#### Brief
From the listing below, pull out all lines with "color" in them.

#### Task inputs
________________________

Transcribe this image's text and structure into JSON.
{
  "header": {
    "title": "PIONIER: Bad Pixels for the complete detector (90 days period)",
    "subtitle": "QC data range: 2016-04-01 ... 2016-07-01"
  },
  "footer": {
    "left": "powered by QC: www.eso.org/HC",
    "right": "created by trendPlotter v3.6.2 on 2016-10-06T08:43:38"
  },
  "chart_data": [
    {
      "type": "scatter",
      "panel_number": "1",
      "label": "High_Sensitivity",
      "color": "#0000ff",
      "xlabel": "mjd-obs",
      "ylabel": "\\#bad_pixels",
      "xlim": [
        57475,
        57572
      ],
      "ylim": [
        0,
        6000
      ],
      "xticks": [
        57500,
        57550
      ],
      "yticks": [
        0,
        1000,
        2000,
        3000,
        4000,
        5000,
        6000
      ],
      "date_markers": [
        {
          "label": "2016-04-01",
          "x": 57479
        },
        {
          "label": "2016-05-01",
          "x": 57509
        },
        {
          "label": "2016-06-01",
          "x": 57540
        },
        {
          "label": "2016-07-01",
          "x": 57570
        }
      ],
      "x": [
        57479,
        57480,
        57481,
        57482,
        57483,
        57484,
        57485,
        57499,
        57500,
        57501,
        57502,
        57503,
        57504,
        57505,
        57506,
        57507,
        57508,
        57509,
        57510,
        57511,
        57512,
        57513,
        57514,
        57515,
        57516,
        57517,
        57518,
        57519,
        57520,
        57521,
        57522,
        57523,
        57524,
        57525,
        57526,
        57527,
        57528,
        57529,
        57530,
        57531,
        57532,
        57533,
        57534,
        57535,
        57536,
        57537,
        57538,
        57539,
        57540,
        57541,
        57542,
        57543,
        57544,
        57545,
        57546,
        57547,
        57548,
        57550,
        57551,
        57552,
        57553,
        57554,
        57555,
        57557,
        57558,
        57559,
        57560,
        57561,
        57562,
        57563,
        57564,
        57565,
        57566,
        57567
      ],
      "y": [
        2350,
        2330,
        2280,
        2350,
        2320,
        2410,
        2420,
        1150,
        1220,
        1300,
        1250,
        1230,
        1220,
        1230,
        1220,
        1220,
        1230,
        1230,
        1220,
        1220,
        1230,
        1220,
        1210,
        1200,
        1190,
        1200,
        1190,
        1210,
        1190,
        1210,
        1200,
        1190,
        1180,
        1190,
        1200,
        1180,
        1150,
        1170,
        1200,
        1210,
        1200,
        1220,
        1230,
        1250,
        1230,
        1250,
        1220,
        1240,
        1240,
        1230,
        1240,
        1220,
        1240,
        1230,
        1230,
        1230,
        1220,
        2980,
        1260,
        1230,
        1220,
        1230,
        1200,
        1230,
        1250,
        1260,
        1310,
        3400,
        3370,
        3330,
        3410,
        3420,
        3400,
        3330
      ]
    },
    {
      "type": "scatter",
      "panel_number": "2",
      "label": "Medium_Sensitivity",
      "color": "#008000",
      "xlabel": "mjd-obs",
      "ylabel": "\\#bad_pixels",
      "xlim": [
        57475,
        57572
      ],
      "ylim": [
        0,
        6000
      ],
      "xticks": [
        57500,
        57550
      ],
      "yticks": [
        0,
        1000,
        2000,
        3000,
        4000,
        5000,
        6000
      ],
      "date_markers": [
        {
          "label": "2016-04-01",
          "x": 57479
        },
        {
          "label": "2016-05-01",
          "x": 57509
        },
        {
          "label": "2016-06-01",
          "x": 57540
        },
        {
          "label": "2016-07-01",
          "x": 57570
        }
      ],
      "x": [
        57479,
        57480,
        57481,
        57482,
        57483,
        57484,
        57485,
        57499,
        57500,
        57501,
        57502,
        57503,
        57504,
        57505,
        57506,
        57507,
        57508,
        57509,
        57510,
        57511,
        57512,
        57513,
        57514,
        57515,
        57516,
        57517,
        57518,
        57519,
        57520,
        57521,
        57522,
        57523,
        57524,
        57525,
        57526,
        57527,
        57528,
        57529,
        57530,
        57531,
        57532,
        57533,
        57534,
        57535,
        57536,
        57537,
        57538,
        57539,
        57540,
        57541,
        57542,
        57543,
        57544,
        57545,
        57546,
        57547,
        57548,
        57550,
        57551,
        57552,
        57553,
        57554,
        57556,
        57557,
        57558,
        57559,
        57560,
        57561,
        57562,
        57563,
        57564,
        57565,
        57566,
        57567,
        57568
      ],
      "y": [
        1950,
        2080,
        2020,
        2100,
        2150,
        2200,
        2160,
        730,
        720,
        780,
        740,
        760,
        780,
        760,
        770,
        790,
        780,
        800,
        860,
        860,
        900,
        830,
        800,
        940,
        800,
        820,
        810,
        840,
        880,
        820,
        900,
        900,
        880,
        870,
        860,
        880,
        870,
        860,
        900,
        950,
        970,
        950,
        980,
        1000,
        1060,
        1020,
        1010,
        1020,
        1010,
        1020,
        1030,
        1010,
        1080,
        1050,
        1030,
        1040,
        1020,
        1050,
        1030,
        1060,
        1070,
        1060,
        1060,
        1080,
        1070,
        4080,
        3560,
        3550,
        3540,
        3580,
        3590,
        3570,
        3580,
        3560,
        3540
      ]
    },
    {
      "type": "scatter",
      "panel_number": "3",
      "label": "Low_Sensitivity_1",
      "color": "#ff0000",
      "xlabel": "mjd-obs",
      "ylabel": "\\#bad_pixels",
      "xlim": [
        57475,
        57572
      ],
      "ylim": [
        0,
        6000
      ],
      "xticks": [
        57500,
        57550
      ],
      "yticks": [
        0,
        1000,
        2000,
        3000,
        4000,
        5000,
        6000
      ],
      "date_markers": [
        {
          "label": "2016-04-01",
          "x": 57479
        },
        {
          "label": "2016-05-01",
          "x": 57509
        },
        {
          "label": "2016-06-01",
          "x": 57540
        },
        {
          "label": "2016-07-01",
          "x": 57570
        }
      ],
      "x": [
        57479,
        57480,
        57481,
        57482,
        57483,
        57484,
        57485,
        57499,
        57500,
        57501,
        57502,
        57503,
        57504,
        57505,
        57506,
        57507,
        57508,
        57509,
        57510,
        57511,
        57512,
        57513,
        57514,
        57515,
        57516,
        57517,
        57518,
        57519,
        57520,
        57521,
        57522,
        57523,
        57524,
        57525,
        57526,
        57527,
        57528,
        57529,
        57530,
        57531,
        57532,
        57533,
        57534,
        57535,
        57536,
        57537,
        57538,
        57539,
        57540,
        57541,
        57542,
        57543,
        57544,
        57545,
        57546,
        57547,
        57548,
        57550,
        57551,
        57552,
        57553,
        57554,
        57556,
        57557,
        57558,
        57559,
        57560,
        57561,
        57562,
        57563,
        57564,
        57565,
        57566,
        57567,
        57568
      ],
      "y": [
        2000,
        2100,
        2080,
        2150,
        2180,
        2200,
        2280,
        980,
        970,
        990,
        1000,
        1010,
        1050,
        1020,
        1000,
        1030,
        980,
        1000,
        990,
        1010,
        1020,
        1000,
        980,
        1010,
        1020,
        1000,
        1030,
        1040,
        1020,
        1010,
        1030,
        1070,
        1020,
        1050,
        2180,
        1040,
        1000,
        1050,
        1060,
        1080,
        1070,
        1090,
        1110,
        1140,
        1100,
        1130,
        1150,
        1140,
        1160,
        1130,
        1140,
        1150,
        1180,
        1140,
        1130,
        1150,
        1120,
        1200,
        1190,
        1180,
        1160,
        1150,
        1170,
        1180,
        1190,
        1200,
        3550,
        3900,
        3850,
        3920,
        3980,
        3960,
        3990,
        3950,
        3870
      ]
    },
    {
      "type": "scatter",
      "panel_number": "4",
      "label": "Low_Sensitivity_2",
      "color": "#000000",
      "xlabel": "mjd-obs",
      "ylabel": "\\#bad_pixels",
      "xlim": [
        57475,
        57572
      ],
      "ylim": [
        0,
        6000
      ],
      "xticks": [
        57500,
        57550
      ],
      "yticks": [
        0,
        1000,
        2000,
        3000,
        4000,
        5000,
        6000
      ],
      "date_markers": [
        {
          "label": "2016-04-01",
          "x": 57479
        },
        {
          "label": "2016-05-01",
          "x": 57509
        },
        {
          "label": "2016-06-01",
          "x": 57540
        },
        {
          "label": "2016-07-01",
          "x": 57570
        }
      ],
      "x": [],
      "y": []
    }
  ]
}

________________________

#### Solution below
      "color": "#0000ff",
      "color": "#008000",
      "color": "#ff0000",
      "color": "#000000",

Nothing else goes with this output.